EXERCISE PROMPT: Can you recast the material below, from the line with "wind-barb-staff xyxy=(639,668,646,684)" up to and including the line with "wind-barb-flag xyxy=(644,546,652,551)", as a Markdown table with the columns Row and Entry, one numbered row per line and blank lines omitted?

EXTRACTED DATA:

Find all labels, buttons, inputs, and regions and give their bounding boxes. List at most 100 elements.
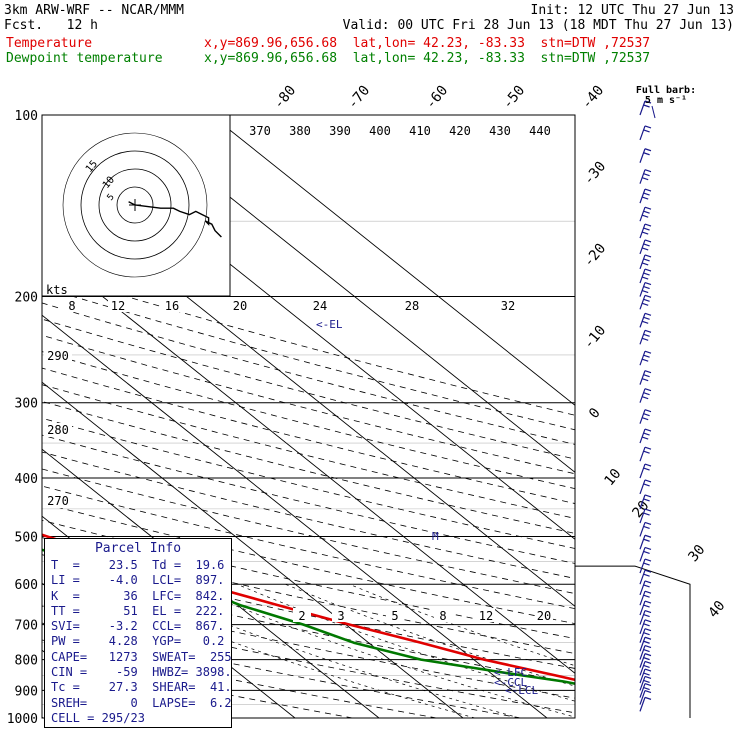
wind-barb-staff xyxy=(639,668,646,684)
wind-barb-flag xyxy=(643,604,650,608)
wind-barb-staff xyxy=(639,148,646,163)
model-title: 3km ARW-WRF -- NCAR/MMM xyxy=(4,3,185,18)
theta-label: 290 xyxy=(47,349,69,363)
wind-barb-flag xyxy=(643,657,650,661)
theta-label: 400 xyxy=(369,124,391,138)
wind-barb-flag xyxy=(644,546,652,551)
pressure-tick-label: 100 xyxy=(15,109,38,124)
wind-barb-staff xyxy=(639,254,646,270)
wind-barb-flag xyxy=(643,550,650,555)
wind-barb-staff xyxy=(639,100,646,116)
dry-adiabat-line xyxy=(42,451,575,579)
wind-barb-flag xyxy=(643,316,650,320)
mixing-ratio-line xyxy=(182,583,575,718)
lcl-marker: <-LCL xyxy=(505,684,538,697)
dewpoint-series xyxy=(42,548,575,685)
wind-barb-flag xyxy=(643,467,650,471)
wind-barb xyxy=(639,494,652,510)
pressure-tick-label: 800 xyxy=(15,654,38,669)
dry-adiabat-line xyxy=(42,622,521,718)
wind-barb-flag xyxy=(644,463,652,467)
temperature-series xyxy=(42,533,575,682)
dry-adiabat-line xyxy=(42,302,575,445)
wind-barb xyxy=(639,312,652,328)
wind-barb-staff xyxy=(639,637,646,652)
wind-barb xyxy=(639,580,652,596)
isotherm-label: -10 xyxy=(581,323,610,353)
pressure-tick-label: 500 xyxy=(15,530,38,545)
pressure-tick-label: 1000 xyxy=(7,712,38,727)
wind-barb-flag xyxy=(643,512,650,516)
wind-barb xyxy=(639,100,652,116)
wind-barb-staff xyxy=(639,479,646,495)
mixing-ratio-label: 28 xyxy=(405,299,419,313)
wind-barb-flag xyxy=(643,498,650,502)
label-bg xyxy=(44,494,72,508)
wind-barb-staff xyxy=(639,351,646,366)
wind-barb xyxy=(639,329,652,345)
wind-barb-flag xyxy=(643,152,650,156)
temperature-legend-info: x,y=869.96,656.68 lat,lon= 42.23, -83.33… xyxy=(204,36,651,51)
wind-barb-flag xyxy=(644,653,652,657)
wind-barb-flag xyxy=(643,392,650,396)
wind-barb-flag xyxy=(644,668,652,672)
wind-barb-flag xyxy=(642,231,649,235)
wind-barb-staff xyxy=(639,295,646,310)
label-bg xyxy=(446,123,474,137)
wind-barb xyxy=(639,169,652,184)
parcel-info-row: PW = 4.28 YGP= 0.2 xyxy=(51,634,225,649)
parcel-info-row: T = 23.5 Td = 19.6 xyxy=(51,558,225,572)
wind-barb-flag xyxy=(643,450,650,454)
mixing-ratio-line xyxy=(348,583,575,667)
wind-barb-flag xyxy=(643,573,650,577)
wind-barb-staff xyxy=(639,600,646,616)
dewpoint-legend-label: Dewpoint temperature xyxy=(6,51,163,66)
isotherm-label: 30 xyxy=(685,542,708,565)
wind-barb-flag xyxy=(643,298,650,302)
wind-barb-flag xyxy=(643,374,650,378)
label-bg xyxy=(486,123,514,137)
wind-barb xyxy=(639,521,652,537)
wind-barb-flag xyxy=(642,302,649,306)
wind-barb-staff xyxy=(639,535,646,550)
wind-barb-flag xyxy=(643,538,650,542)
wind-barb-flag xyxy=(643,623,650,627)
wind-barb xyxy=(639,281,652,297)
wind-barb-staff xyxy=(639,428,646,444)
label-bg xyxy=(310,298,330,312)
wind-barb xyxy=(639,294,652,310)
wind-barb xyxy=(639,689,652,705)
isotherm-label: -30 xyxy=(581,159,610,189)
wind-barb-flag xyxy=(644,188,652,192)
wind-barb xyxy=(639,188,652,204)
wind-barb-flag xyxy=(642,214,649,218)
wind-barb-flag xyxy=(642,378,649,382)
wind-barb-flag xyxy=(644,350,652,354)
isotherm-label: -60 xyxy=(423,83,452,113)
wind-barb xyxy=(639,409,652,424)
wind-barb-flag xyxy=(644,534,652,538)
isotherm-line xyxy=(42,247,575,674)
wind-barb-flag xyxy=(642,396,649,400)
wind-barb-flag xyxy=(642,196,649,200)
wind-barb-flag xyxy=(643,173,650,177)
mixing-ratio-label: 12 xyxy=(479,609,493,623)
theta-label: 410 xyxy=(409,124,431,138)
wind-barb-staff xyxy=(639,570,646,585)
wind-barb-flag xyxy=(643,562,650,566)
wind-barb-flag xyxy=(643,272,650,276)
barb-legend-units: 5 m s⁻¹ xyxy=(645,95,687,106)
wind-barb-flag xyxy=(643,679,650,683)
dry-adiabat-line xyxy=(42,270,575,416)
label-bg xyxy=(332,608,350,622)
parcel-info-panel: Parcel Info T = 23.5 Td = 19.6 LI = -4.0 … xyxy=(44,538,232,728)
parcel-info-title: Parcel Info xyxy=(94,541,182,556)
label-bg xyxy=(230,298,250,312)
wind-barb-flag xyxy=(644,689,652,694)
wind-barb-flag xyxy=(644,312,652,316)
wind-barb-flag xyxy=(644,148,652,152)
label-bg xyxy=(406,123,434,137)
parcel-info-row: LI = -4.0 LCL= 897. xyxy=(51,573,225,588)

FULL SOLUTION:
| Row | Entry |
|---|---|
| 1 | wind-barb-staff xyxy=(639,668,646,684) |
| 2 | wind-barb-flag xyxy=(643,604,650,608) |
| 3 | wind-barb-staff xyxy=(639,148,646,163) |
| 4 | model-title: 3km ARW-WRF -- NCAR/MMM xyxy=(4,3,185,18) |
| 5 | theta-label: 290 xyxy=(47,349,69,363) |
| 6 | wind-barb-flag xyxy=(643,657,650,661) |
| 7 | theta-label: 400 xyxy=(369,124,391,138) |
| 8 | wind-barb-flag xyxy=(644,546,652,551) |